● THE RECORDS
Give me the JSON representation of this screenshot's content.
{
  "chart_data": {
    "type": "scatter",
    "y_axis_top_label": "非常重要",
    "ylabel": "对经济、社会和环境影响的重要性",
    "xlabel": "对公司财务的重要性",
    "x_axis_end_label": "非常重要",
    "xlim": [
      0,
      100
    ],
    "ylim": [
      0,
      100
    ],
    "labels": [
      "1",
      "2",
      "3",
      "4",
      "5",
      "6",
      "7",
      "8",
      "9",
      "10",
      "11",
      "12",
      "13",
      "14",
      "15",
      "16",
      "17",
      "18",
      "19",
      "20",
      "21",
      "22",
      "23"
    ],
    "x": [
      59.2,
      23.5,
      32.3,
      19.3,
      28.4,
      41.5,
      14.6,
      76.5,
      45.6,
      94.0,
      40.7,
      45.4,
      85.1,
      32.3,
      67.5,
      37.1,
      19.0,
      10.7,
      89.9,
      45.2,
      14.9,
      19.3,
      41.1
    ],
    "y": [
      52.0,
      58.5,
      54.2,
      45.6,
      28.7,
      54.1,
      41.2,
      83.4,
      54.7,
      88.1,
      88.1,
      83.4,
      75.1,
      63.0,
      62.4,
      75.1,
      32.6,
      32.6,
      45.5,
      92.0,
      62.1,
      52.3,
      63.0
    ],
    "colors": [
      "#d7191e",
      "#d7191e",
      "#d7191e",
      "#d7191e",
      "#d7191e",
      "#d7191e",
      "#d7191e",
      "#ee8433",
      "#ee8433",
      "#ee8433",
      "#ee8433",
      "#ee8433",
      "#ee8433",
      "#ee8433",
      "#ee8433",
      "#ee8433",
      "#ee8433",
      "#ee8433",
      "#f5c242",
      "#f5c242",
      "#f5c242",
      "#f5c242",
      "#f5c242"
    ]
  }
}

● WHAT THE TASK REQUIRES
Please repeat the listing exactly, with nothing left out.

● EXERCISE RESULT
Give me the JSON representation of this screenshot's content.
{
  "chart_data": {
    "type": "scatter",
    "y_axis_top_label": "非常重要",
    "ylabel": "对经济、社会和环境影响的重要性",
    "xlabel": "对公司财务的重要性",
    "x_axis_end_label": "非常重要",
    "xlim": [
      0,
      100
    ],
    "ylim": [
      0,
      100
    ],
    "labels": [
      "1",
      "2",
      "3",
      "4",
      "5",
      "6",
      "7",
      "8",
      "9",
      "10",
      "11",
      "12",
      "13",
      "14",
      "15",
      "16",
      "17",
      "18",
      "19",
      "20",
      "21",
      "22",
      "23"
    ],
    "x": [
      59.2,
      23.5,
      32.3,
      19.3,
      28.4,
      41.5,
      14.6,
      76.5,
      45.6,
      94.0,
      40.7,
      45.4,
      85.1,
      32.3,
      67.5,
      37.1,
      19.0,
      10.7,
      89.9,
      45.2,
      14.9,
      19.3,
      41.1
    ],
    "y": [
      52.0,
      58.5,
      54.2,
      45.6,
      28.7,
      54.1,
      41.2,
      83.4,
      54.7,
      88.1,
      88.1,
      83.4,
      75.1,
      63.0,
      62.4,
      75.1,
      32.6,
      32.6,
      45.5,
      92.0,
      62.1,
      52.3,
      63.0
    ],
    "colors": [
      "#d7191e",
      "#d7191e",
      "#d7191e",
      "#d7191e",
      "#d7191e",
      "#d7191e",
      "#d7191e",
      "#ee8433",
      "#ee8433",
      "#ee8433",
      "#ee8433",
      "#ee8433",
      "#ee8433",
      "#ee8433",
      "#ee8433",
      "#ee8433",
      "#ee8433",
      "#ee8433",
      "#f5c242",
      "#f5c242",
      "#f5c242",
      "#f5c242",
      "#f5c242"
    ]
  }
}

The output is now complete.